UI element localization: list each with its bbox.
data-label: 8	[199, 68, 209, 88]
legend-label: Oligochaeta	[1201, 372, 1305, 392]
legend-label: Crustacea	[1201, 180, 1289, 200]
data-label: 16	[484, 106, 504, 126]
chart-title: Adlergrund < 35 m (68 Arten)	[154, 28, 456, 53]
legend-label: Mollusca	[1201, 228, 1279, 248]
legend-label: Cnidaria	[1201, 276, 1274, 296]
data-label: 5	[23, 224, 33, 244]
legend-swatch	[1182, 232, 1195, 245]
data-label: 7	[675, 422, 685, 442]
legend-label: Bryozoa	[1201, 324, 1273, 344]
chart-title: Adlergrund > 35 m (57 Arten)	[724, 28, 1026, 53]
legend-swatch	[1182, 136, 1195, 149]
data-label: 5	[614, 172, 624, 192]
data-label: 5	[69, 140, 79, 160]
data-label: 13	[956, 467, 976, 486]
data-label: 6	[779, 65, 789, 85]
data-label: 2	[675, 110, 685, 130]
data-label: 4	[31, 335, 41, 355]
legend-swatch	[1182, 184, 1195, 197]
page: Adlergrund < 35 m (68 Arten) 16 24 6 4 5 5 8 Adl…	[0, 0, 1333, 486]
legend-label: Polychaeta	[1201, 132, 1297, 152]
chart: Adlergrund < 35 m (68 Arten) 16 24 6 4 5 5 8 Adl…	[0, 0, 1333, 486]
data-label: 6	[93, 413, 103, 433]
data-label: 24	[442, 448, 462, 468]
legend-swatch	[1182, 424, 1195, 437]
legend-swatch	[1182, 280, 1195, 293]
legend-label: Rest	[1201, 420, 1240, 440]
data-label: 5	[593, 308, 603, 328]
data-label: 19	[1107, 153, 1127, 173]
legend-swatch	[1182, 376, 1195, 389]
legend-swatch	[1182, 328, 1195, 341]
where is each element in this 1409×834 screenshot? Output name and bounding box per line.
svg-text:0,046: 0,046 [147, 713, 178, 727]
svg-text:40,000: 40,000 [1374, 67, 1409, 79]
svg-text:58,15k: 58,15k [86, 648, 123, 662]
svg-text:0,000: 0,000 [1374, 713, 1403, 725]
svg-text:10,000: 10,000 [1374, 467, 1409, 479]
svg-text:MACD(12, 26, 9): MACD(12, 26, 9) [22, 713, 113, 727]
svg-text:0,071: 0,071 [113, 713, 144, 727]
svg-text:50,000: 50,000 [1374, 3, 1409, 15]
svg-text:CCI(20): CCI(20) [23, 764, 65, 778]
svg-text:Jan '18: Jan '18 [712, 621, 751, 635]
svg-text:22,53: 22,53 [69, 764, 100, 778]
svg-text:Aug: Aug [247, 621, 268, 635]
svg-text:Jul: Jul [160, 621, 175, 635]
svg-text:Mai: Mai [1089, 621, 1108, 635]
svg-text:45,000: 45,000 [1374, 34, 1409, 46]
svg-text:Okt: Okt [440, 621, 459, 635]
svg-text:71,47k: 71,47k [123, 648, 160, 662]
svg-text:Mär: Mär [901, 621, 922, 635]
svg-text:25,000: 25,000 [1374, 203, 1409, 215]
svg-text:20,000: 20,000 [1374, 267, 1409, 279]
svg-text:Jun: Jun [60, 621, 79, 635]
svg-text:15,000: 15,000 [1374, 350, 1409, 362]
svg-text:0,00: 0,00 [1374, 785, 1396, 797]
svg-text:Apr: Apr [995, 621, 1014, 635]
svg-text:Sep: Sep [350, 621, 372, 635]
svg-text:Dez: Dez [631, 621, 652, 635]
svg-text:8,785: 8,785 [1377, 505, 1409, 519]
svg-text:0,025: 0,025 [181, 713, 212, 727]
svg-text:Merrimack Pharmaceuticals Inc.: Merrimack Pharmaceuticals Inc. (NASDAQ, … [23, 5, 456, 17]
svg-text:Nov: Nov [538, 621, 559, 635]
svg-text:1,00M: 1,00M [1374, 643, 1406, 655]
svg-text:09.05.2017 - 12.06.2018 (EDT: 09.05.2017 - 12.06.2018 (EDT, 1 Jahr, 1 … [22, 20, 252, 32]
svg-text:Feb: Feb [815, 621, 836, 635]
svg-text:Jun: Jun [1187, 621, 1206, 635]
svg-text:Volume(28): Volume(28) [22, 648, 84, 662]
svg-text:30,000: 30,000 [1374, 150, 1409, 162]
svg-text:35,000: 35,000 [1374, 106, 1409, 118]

· · · · ·

### Exercise prompt
Retype the listing word for word, from its first line through the line containing "chart-title: Adlergrund <", including both of those lines.

### Written response
UI element localization: list each with its bbox.
data-label: 8	[199, 68, 209, 88]
legend-label: Oligochaeta	[1201, 372, 1305, 392]
legend-label: Crustacea	[1201, 180, 1289, 200]
data-label: 16	[484, 106, 504, 126]
chart-title: Adlergrund < 35 m (68 Arten)	[154, 28, 456, 53]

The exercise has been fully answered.